— START ITEMS —
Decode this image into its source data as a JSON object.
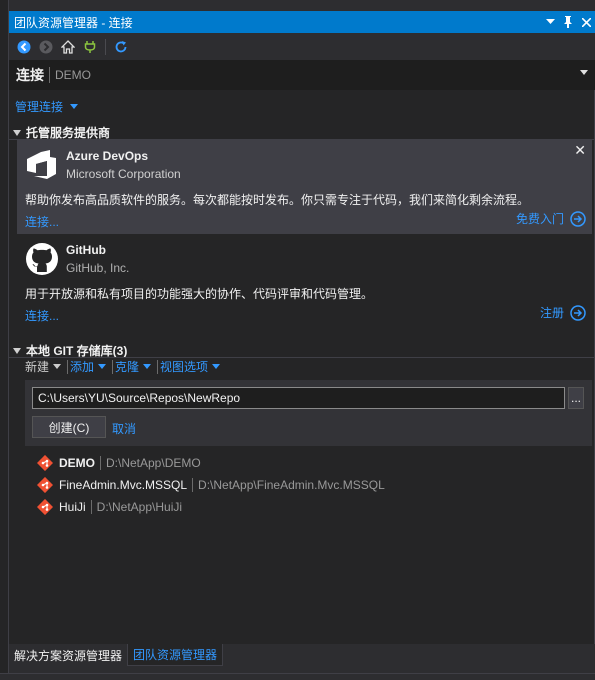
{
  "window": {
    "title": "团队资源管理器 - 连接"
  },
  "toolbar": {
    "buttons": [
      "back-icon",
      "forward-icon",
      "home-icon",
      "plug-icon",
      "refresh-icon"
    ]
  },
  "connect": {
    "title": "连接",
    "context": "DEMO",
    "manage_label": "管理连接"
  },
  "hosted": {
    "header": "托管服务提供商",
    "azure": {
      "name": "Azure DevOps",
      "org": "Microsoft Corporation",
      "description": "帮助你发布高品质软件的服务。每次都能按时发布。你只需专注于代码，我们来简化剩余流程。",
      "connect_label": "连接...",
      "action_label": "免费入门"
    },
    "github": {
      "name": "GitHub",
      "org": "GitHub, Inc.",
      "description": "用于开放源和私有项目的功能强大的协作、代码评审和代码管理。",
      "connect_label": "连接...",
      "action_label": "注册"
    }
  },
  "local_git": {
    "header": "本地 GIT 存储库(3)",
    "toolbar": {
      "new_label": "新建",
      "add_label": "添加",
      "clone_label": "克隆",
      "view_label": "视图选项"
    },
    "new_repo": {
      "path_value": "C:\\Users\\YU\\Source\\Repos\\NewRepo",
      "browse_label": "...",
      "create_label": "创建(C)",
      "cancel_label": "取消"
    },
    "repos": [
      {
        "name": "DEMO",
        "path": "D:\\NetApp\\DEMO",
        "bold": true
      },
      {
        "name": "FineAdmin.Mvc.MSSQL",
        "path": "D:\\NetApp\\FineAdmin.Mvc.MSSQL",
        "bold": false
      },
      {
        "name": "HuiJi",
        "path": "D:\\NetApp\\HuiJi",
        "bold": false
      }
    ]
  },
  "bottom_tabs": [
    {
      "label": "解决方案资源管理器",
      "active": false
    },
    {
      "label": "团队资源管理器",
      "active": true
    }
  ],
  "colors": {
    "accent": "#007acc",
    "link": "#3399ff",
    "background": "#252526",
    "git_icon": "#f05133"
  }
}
— END ITEMS —
— START ITEMS —
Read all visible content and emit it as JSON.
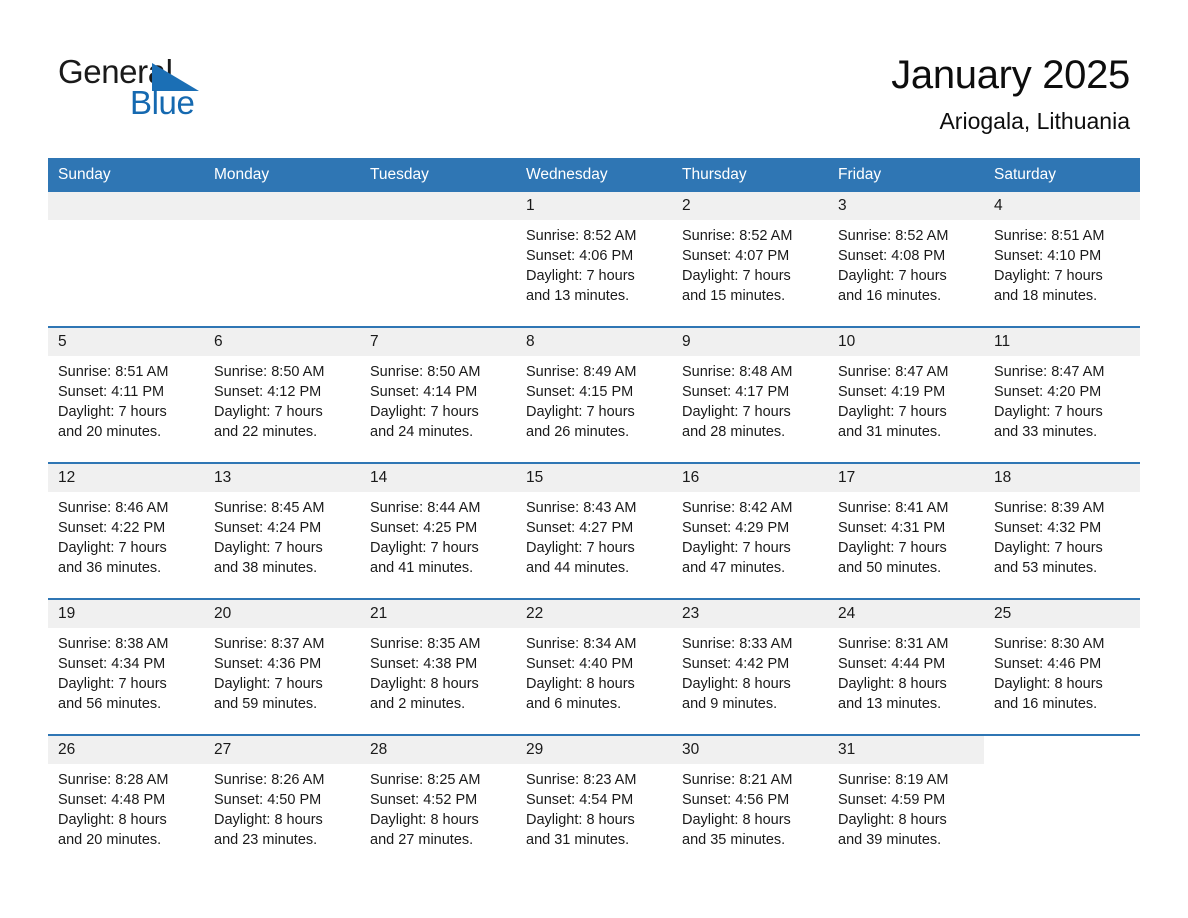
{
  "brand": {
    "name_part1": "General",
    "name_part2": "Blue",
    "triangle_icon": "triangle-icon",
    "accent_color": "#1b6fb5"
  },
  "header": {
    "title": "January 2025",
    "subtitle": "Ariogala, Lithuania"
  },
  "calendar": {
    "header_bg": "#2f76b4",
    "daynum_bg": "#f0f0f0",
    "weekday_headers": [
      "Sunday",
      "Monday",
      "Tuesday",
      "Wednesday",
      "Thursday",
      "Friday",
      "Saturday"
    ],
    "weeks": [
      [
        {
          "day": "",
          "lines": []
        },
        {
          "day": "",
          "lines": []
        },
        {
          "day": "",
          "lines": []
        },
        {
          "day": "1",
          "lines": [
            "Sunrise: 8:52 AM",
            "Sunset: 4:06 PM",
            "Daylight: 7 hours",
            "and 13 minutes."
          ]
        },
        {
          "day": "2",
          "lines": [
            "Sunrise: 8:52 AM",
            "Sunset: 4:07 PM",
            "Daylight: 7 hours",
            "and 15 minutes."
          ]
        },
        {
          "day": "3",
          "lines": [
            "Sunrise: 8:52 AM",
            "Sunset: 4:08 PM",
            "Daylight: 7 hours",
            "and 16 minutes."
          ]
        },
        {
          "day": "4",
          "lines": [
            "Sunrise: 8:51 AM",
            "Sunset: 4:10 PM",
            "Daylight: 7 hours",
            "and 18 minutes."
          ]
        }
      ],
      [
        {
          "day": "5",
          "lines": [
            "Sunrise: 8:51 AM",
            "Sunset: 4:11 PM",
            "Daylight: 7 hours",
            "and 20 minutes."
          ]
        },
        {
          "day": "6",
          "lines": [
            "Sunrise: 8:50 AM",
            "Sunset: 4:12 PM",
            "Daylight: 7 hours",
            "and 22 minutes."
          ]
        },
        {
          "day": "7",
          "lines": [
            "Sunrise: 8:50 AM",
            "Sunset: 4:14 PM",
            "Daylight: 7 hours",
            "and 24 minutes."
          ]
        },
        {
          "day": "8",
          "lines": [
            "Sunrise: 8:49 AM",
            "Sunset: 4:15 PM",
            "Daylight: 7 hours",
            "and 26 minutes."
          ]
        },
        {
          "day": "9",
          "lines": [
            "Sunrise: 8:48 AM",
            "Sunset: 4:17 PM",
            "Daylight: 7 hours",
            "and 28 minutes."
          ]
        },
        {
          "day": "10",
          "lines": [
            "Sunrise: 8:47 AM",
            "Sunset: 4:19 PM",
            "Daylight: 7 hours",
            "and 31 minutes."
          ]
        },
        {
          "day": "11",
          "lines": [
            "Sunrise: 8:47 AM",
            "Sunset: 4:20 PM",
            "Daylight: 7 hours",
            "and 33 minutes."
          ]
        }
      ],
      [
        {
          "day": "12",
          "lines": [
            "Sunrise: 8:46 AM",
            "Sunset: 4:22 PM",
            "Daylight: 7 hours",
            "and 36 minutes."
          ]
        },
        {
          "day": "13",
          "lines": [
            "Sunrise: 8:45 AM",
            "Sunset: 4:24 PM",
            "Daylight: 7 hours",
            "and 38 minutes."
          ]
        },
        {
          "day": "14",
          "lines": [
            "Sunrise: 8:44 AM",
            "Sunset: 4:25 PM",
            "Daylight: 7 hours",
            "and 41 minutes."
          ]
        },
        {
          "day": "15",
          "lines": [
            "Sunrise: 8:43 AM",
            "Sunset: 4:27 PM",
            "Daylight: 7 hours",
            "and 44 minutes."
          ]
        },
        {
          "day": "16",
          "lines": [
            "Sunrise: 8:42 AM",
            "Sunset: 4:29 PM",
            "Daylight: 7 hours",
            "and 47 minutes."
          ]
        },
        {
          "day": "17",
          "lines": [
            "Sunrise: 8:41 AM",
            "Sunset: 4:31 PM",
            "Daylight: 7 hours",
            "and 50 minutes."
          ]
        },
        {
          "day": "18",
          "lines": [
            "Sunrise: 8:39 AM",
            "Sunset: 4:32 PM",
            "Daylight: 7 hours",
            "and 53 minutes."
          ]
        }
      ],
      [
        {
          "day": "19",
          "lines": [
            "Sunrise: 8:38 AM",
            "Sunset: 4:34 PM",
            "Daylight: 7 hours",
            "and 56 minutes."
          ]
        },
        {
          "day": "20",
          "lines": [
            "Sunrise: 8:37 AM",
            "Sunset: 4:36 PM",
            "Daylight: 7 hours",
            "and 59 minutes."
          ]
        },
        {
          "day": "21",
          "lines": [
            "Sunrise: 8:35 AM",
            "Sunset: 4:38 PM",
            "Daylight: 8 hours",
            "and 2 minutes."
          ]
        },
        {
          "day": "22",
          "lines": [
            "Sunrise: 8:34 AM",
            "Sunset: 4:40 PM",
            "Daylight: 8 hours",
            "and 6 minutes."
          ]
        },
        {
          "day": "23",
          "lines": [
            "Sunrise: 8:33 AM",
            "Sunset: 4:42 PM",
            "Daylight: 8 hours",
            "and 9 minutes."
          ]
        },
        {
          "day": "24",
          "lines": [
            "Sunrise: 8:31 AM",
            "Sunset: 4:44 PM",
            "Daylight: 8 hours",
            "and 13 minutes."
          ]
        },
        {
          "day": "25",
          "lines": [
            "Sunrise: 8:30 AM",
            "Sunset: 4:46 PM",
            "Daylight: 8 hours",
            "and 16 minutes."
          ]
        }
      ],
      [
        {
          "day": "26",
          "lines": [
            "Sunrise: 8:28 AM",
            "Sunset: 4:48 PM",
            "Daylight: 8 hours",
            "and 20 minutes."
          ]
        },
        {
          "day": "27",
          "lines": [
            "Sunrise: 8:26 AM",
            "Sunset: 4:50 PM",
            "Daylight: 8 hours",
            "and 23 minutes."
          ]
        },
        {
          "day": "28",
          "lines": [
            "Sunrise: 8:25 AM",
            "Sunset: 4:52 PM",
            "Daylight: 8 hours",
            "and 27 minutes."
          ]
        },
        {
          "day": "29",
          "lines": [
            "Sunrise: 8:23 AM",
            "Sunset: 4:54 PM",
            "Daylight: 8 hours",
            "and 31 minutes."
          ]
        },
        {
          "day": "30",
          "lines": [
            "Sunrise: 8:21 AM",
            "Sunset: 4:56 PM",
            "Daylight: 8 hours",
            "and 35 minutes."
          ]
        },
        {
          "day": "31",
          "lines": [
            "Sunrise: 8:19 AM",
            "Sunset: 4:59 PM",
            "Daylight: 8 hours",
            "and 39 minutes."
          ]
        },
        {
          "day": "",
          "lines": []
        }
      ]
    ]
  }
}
— END ITEMS —
List every line above that contains the word "NetApp".

        "path": "D:\\NetApp\\DEMO",
        "path": "D:\\NetApp\\FineAdmin.Mvc.MSSQL",
        "path": "D:\\NetApp\\HuiJi",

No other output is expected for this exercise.